### What is asked
Print the entries below word for word; the pictures stay out of your copy.

### Task material
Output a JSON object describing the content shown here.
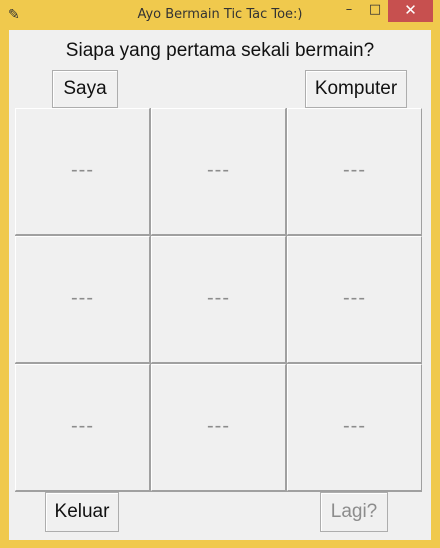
{
  "window": {
    "title": "Ayo Bermain Tic Tac Toe:)",
    "controls": {
      "minimize": "–",
      "maximize": "□",
      "close": "✕"
    }
  },
  "prompt": "Siapa yang pertama sekali bermain?",
  "buttons": {
    "me": "Saya",
    "computer": "Komputer",
    "quit": "Keluar",
    "again": "Lagi?"
  },
  "board": [
    "---",
    "---",
    "---",
    "---",
    "---",
    "---",
    "---",
    "---",
    "---"
  ],
  "colors": {
    "titlebar": "#f0c94d",
    "close": "#c7504f",
    "surface": "#f0f0f0",
    "disabled_text": "#8c8c8c"
  }
}
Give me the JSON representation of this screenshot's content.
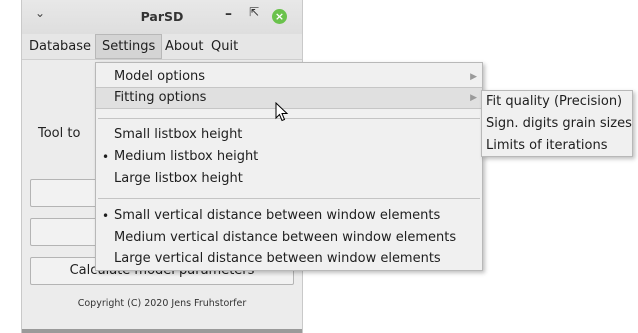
{
  "window": {
    "title": "ParSD",
    "menu_icon": "chevron-down-icon",
    "min_icon": "minimize-icon",
    "max_icon": "maximize-icon",
    "close_icon": "close-icon"
  },
  "menubar": {
    "items": [
      "Database",
      "Settings",
      "About",
      "Quit"
    ],
    "active": "Settings"
  },
  "main": {
    "tool_label": "Tool to",
    "calc_button": "Calculate model parameters",
    "copyright": "Copyright (C) 2020 Jens Fruhstorfer"
  },
  "settings_menu": {
    "items": [
      {
        "label": "Model options",
        "has_submenu": true
      },
      {
        "label": "Fitting options",
        "has_submenu": true,
        "highlighted": true
      },
      {
        "label": "Small listbox height",
        "checked": false
      },
      {
        "label": "Medium listbox height",
        "checked": true
      },
      {
        "label": "Large listbox height",
        "checked": false
      },
      {
        "label": "Small vertical distance between window elements",
        "checked": true
      },
      {
        "label": "Medium vertical distance between window elements",
        "checked": false
      },
      {
        "label": "Large vertical distance between window elements",
        "checked": false
      }
    ],
    "bullet": "•",
    "submenu_arrow": "▶"
  },
  "fitting_submenu": {
    "items": [
      "Fit quality (Precision)",
      "Sign. digits grain sizes",
      "Limits of iterations"
    ]
  },
  "colors": {
    "close_button": "#6ac24c",
    "menu_bg": "#f0f0f0",
    "highlight_bg": "#e0e0e0"
  }
}
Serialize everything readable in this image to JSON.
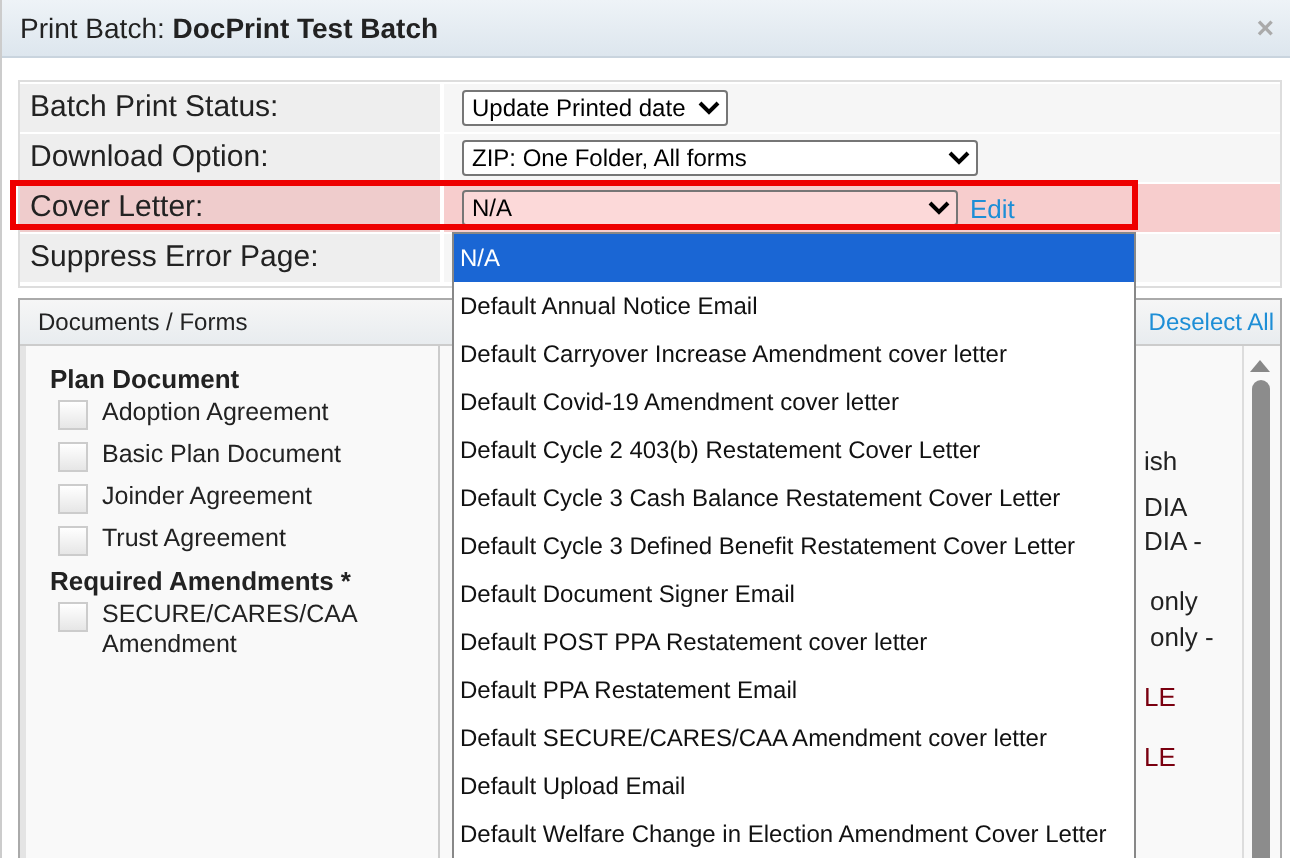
{
  "dialog": {
    "title": "Print Batch: **DocPrint Test Batch**",
    "close": "×"
  },
  "settings": [
    {
      "label": "Batch Print Status:",
      "value": "Update Printed date",
      "highlighted": false
    },
    {
      "label": "Download Option:",
      "value": "ZIP: One Folder, All forms",
      "highlighted": false
    },
    {
      "label": "Cover Letter:",
      "value": "N/A",
      "highlighted": true,
      "link": "Edit"
    },
    {
      "label": "Suppress Error Page:",
      "highlighted": false
    }
  ],
  "dropdown_options": [
    {
      "label": "N/A",
      "selected": true
    },
    {
      "label": "Default Annual Notice Email",
      "selected": false
    },
    {
      "label": "Default Carryover Increase Amendment cover letter",
      "selected": false
    },
    {
      "label": "Default Covid-19 Amendment cover letter",
      "selected": false
    },
    {
      "label": "Default Cycle 2 403(b) Restatement Cover Letter",
      "selected": false
    },
    {
      "label": "Default Cycle 3 Cash Balance Restatement Cover Letter",
      "selected": false
    },
    {
      "label": "Default Cycle 3 Defined Benefit Restatement Cover Letter",
      "selected": false
    },
    {
      "label": "Default Document Signer Email",
      "selected": false
    },
    {
      "label": "Default POST PPA Restatement cover letter",
      "selected": false
    },
    {
      "label": "Default PPA Restatement Email",
      "selected": false
    },
    {
      "label": "Default SECURE/CARES/CAA Amendment cover letter",
      "selected": false
    },
    {
      "label": "Default Upload Email",
      "selected": false
    },
    {
      "label": "Default Welfare Change in Election Amendment Cover Letter",
      "selected": false
    }
  ],
  "documents": {
    "title": "Documents / Forms",
    "action": "Deselect All",
    "groups": [
      {
        "heading": "Plan Document",
        "items": [
          {
            "label": "Adoption Agreement",
            "checked": false
          },
          {
            "label": "Basic Plan Document",
            "checked": false
          },
          {
            "label": "Joinder Agreement",
            "checked": false
          },
          {
            "label": "Trust Agreement",
            "checked": false
          }
        ]
      },
      {
        "heading": "Required Amendments *",
        "items": [
          {
            "label": "SECURE/CARES/CAA Amendment",
            "checked": false
          }
        ]
      }
    ],
    "fragments": [
      {
        "text": "ish",
        "kind": "normal"
      },
      {
        "text": "DIA",
        "kind": "normal"
      },
      {
        "text": "DIA -",
        "kind": "normal"
      },
      {
        "text": "only",
        "kind": "normal"
      },
      {
        "text": "only -",
        "kind": "normal"
      },
      {
        "text": "LE",
        "kind": "alert"
      },
      {
        "text": "LE",
        "kind": "alert"
      }
    ]
  }
}
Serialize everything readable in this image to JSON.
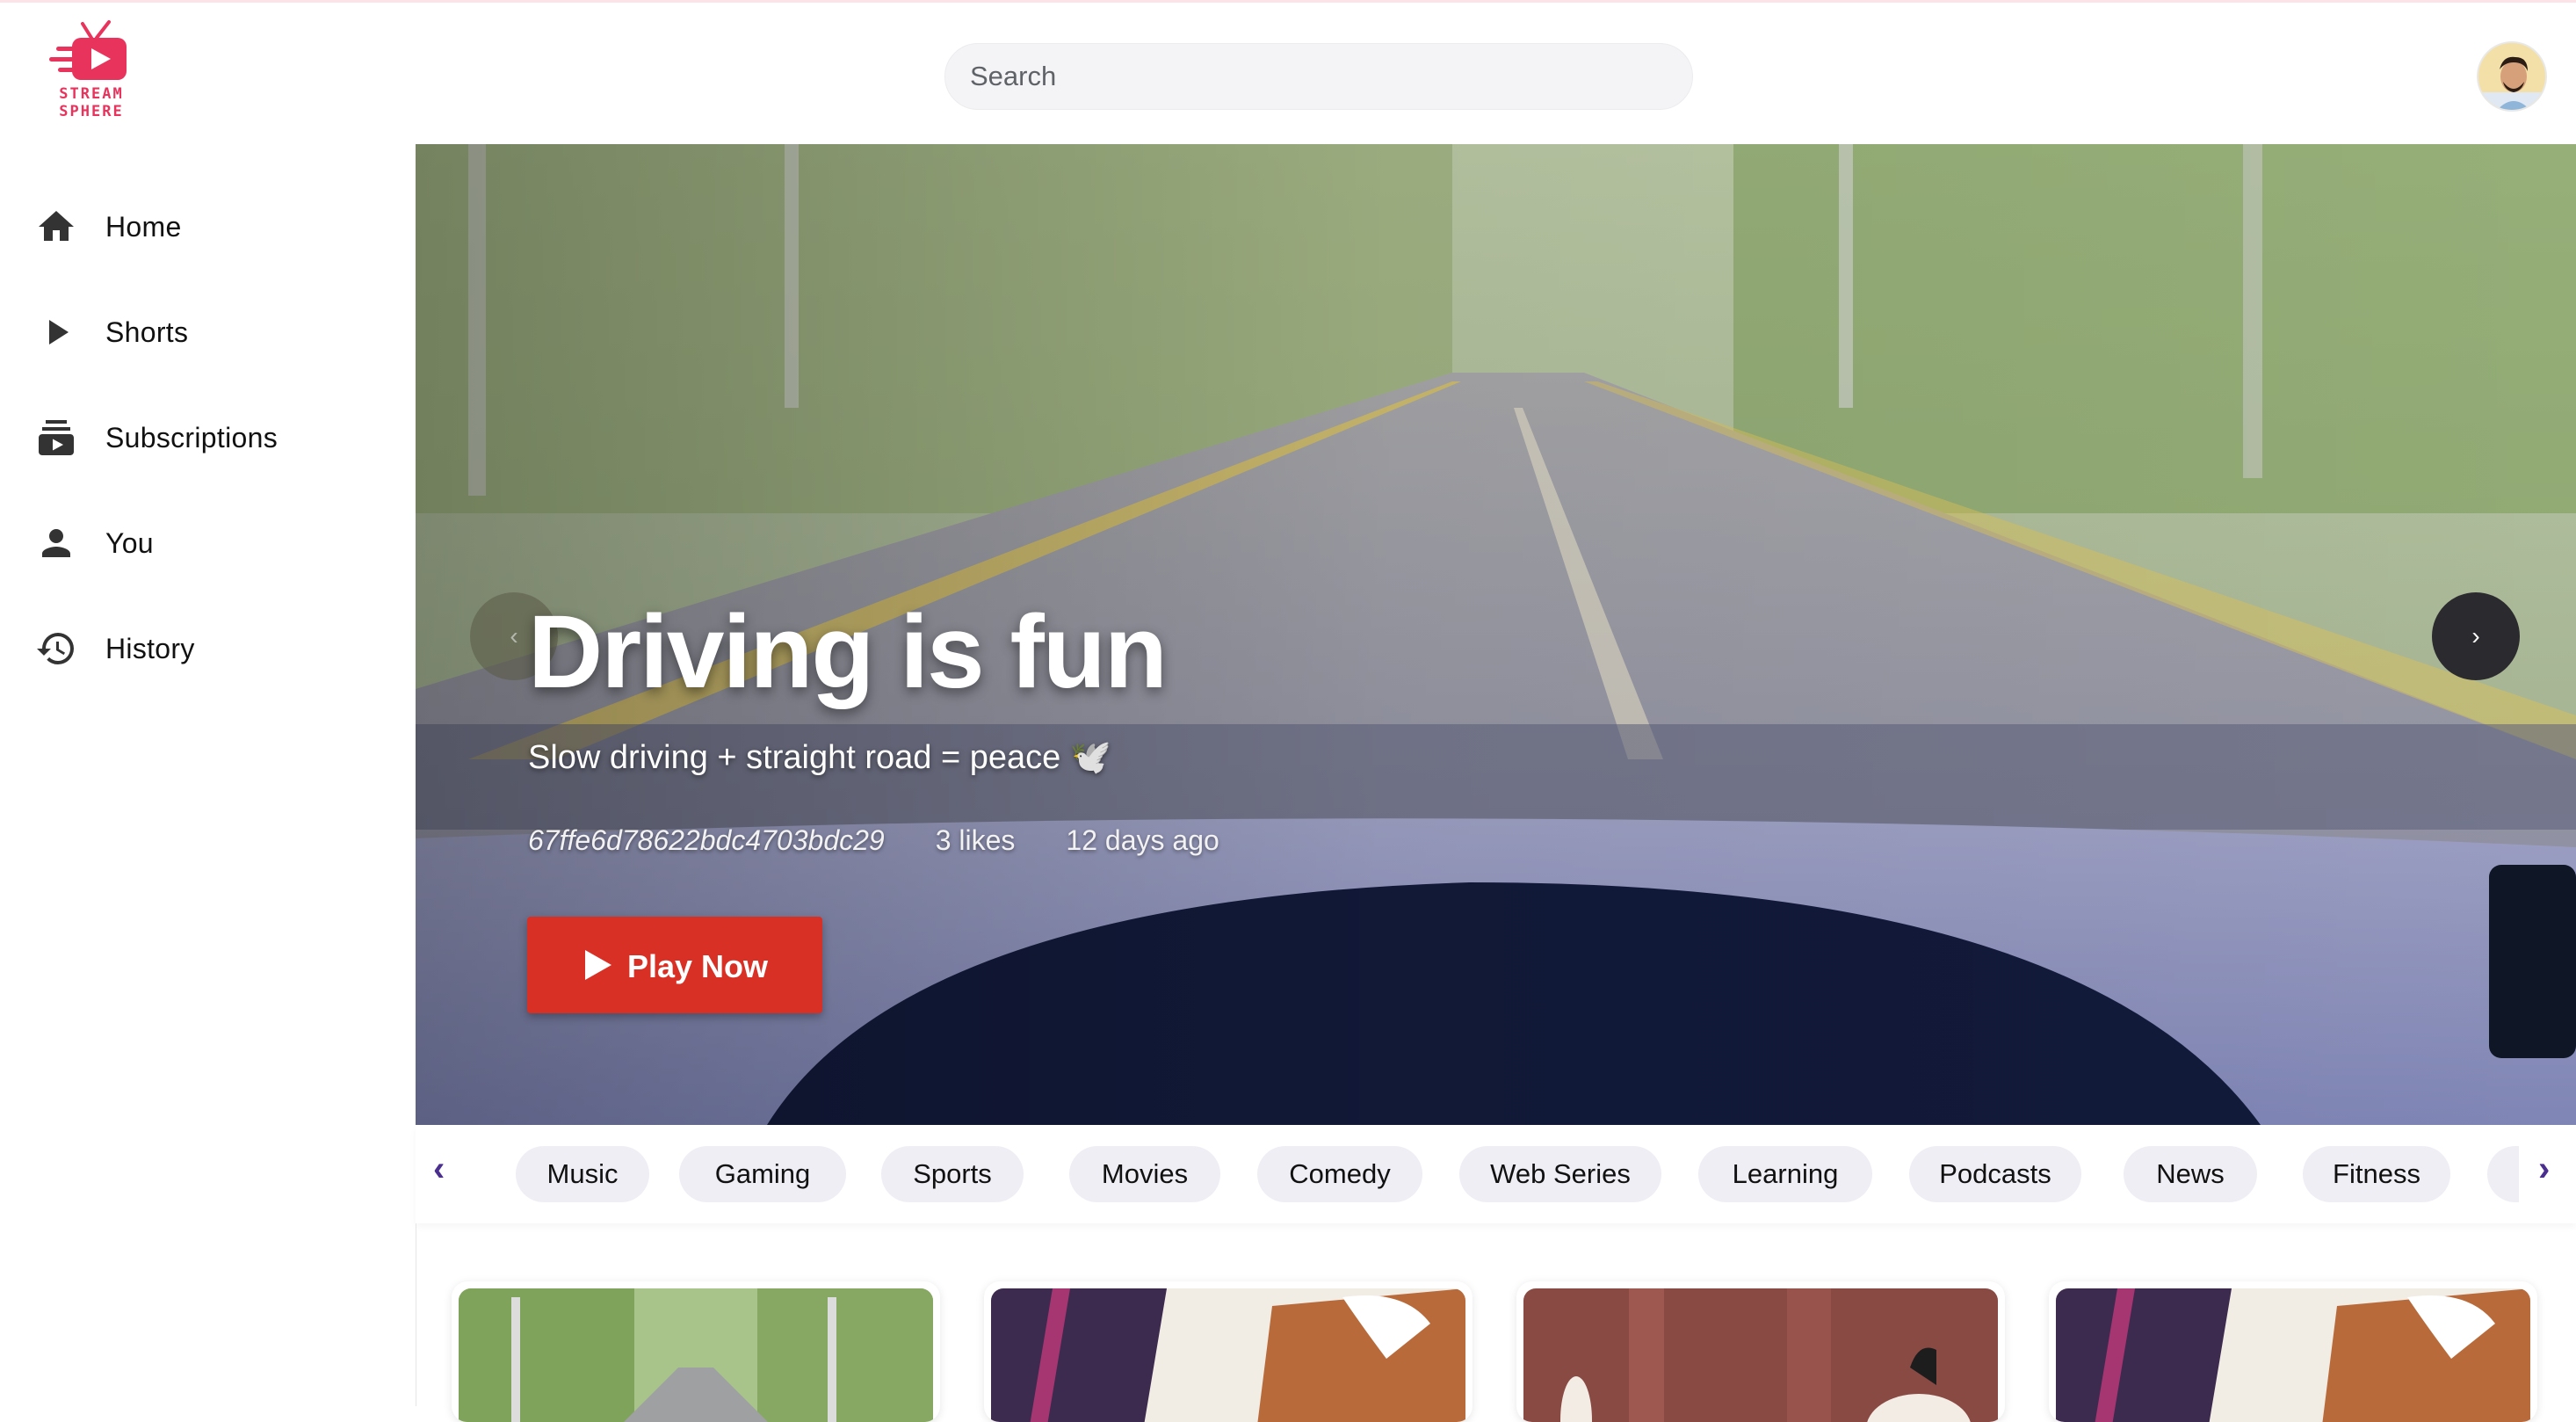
{
  "app": {
    "logo_line1": "STREAM",
    "logo_line2": "SPHERE",
    "brand_color": "#e8335d"
  },
  "search": {
    "placeholder": "Search",
    "value": ""
  },
  "sidebar": {
    "items": [
      {
        "label": "Home",
        "icon": "home-icon"
      },
      {
        "label": "Shorts",
        "icon": "play-icon"
      },
      {
        "label": "Subscriptions",
        "icon": "subscriptions-icon"
      },
      {
        "label": "You",
        "icon": "person-icon"
      },
      {
        "label": "History",
        "icon": "history-icon"
      }
    ]
  },
  "hero": {
    "title": "Driving is fun",
    "subtitle": "Slow driving + straight road = peace 🕊️",
    "video_id": "67ffe6d78622bdc4703bdc29",
    "likes": "3 likes",
    "age": "12 days ago",
    "play_label": "Play Now",
    "prev_label": "‹",
    "next_label": "›",
    "accent": "#d93025"
  },
  "categories": {
    "prev_label": "‹",
    "next_label": "›",
    "items": [
      "Music",
      "Gaming",
      "Sports",
      "Movies",
      "Comedy",
      "Web Series",
      "Learning",
      "Podcasts",
      "News",
      "Fitness"
    ]
  }
}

### Final answer
Output a JSON object describing the content shown here.
{
  "window": {
    "title": "Ayo Bermain Tic Tac Toe:)",
    "controls": {
      "minimize": "–",
      "maximize": "□",
      "close": "✕"
    }
  },
  "prompt": "Siapa yang pertama sekali bermain?",
  "buttons": {
    "me": "Saya",
    "computer": "Komputer",
    "quit": "Keluar",
    "again": "Lagi?"
  },
  "board": [
    "---",
    "---",
    "---",
    "---",
    "---",
    "---",
    "---",
    "---",
    "---"
  ],
  "colors": {
    "titlebar": "#f0c94d",
    "close": "#c7504f",
    "surface": "#f0f0f0",
    "disabled_text": "#8c8c8c"
  }
}
Give me the JSON representation of this screenshot's content.
{
  "window": {
    "title": "ParSD",
    "menu_icon": "chevron-down-icon",
    "min_icon": "minimize-icon",
    "max_icon": "maximize-icon",
    "close_icon": "close-icon"
  },
  "menubar": {
    "items": [
      "Database",
      "Settings",
      "About",
      "Quit"
    ],
    "active": "Settings"
  },
  "main": {
    "tool_label": "Tool to",
    "calc_button": "Calculate model parameters",
    "copyright": "Copyright (C) 2020 Jens Fruhstorfer"
  },
  "settings_menu": {
    "items": [
      {
        "label": "Model options",
        "has_submenu": true
      },
      {
        "label": "Fitting options",
        "has_submenu": true,
        "highlighted": true
      },
      {
        "label": "Small listbox height",
        "checked": false
      },
      {
        "label": "Medium listbox height",
        "checked": true
      },
      {
        "label": "Large listbox height",
        "checked": false
      },
      {
        "label": "Small vertical distance between window elements",
        "checked": true
      },
      {
        "label": "Medium vertical distance between window elements",
        "checked": false
      },
      {
        "label": "Large vertical distance between window elements",
        "checked": false
      }
    ],
    "bullet": "•",
    "submenu_arrow": "▶"
  },
  "fitting_submenu": {
    "items": [
      "Fit quality (Precision)",
      "Sign. digits grain sizes",
      "Limits of iterations"
    ]
  },
  "colors": {
    "close_button": "#6ac24c",
    "menu_bg": "#f0f0f0",
    "highlight_bg": "#e0e0e0"
  }
}
Serialize everything readable in this image to JSON.
{
  "dialog": {
    "title": "Print Batch: **DocPrint Test Batch**",
    "close": "×"
  },
  "settings": [
    {
      "label": "Batch Print Status:",
      "value": "Update Printed date",
      "highlighted": false
    },
    {
      "label": "Download Option:",
      "value": "ZIP: One Folder, All forms",
      "highlighted": false
    },
    {
      "label": "Cover Letter:",
      "value": "N/A",
      "highlighted": true,
      "link": "Edit"
    },
    {
      "label": "Suppress Error Page:",
      "highlighted": false
    }
  ],
  "dropdown_options": [
    {
      "label": "N/A",
      "selected": true
    },
    {
      "label": "Default Annual Notice Email",
      "selected": false
    },
    {
      "label": "Default Carryover Increase Amendment cover letter",
      "selected": false
    },
    {
      "label": "Default Covid-19 Amendment cover letter",
      "selected": false
    },
    {
      "label": "Default Cycle 2 403(b) Restatement Cover Letter",
      "selected": false
    },
    {
      "label": "Default Cycle 3 Cash Balance Restatement Cover Letter",
      "selected": false
    },
    {
      "label": "Default Cycle 3 Defined Benefit Restatement Cover Letter",
      "selected": false
    },
    {
      "label": "Default Document Signer Email",
      "selected": false
    },
    {
      "label": "Default POST PPA Restatement cover letter",
      "selected": false
    },
    {
      "label": "Default PPA Restatement Email",
      "selected": false
    },
    {
      "label": "Default SECURE/CARES/CAA Amendment cover letter",
      "selected": false
    },
    {
      "label": "Default Upload Email",
      "selected": false
    },
    {
      "label": "Default Welfare Change in Election Amendment Cover Letter",
      "selected": false
    }
  ],
  "documents": {
    "title": "Documents / Forms",
    "action": "Deselect All",
    "groups": [
      {
        "heading": "Plan Document",
        "items": [
          {
            "label": "Adoption Agreement",
            "checked": false
          },
          {
            "label": "Basic Plan Document",
            "checked": false
          },
          {
            "label": "Joinder Agreement",
            "checked": false
          },
          {
            "label": "Trust Agreement",
            "checked": false
          }
        ]
      },
      {
        "heading": "Required Amendments *",
        "items": [
          {
            "label": "SECURE/CARES/CAA Amendment",
            "checked": false
          }
        ]
      }
    ],
    "fragments": [
      {
        "text": "ish",
        "kind": "normal"
      },
      {
        "text": "DIA",
        "kind": "normal"
      },
      {
        "text": "DIA -",
        "kind": "normal"
      },
      {
        "text": "only",
        "kind": "normal"
      },
      {
        "text": "only -",
        "kind": "normal"
      },
      {
        "text": "LE",
        "kind": "alert"
      },
      {
        "text": "LE",
        "kind": "alert"
      }
    ]
  }
}
Serialize everything readable in this image to JSON.
{
  "app": {
    "logo_line1": "STREAM",
    "logo_line2": "SPHERE",
    "brand_color": "#e8335d"
  },
  "search": {
    "placeholder": "Search",
    "value": ""
  },
  "sidebar": {
    "items": [
      {
        "label": "Home",
        "icon": "home-icon"
      },
      {
        "label": "Shorts",
        "icon": "play-icon"
      },
      {
        "label": "Subscriptions",
        "icon": "subscriptions-icon"
      },
      {
        "label": "You",
        "icon": "person-icon"
      },
      {
        "label": "History",
        "icon": "history-icon"
      }
    ]
  },
  "hero": {
    "title": "Driving is fun",
    "subtitle": "Slow driving + straight road = peace 🕊️",
    "video_id": "67ffe6d78622bdc4703bdc29",
    "likes": "3 likes",
    "age": "12 days ago",
    "play_label": "Play Now",
    "prev_label": "‹",
    "next_label": "›",
    "accent": "#d93025"
  },
  "categories": {
    "prev_label": "‹",
    "next_label": "›",
    "items": [
      "Music",
      "Gaming",
      "Sports",
      "Movies",
      "Comedy",
      "Web Series",
      "Learning",
      "Podcasts",
      "News",
      "Fitness"
    ]
  }
}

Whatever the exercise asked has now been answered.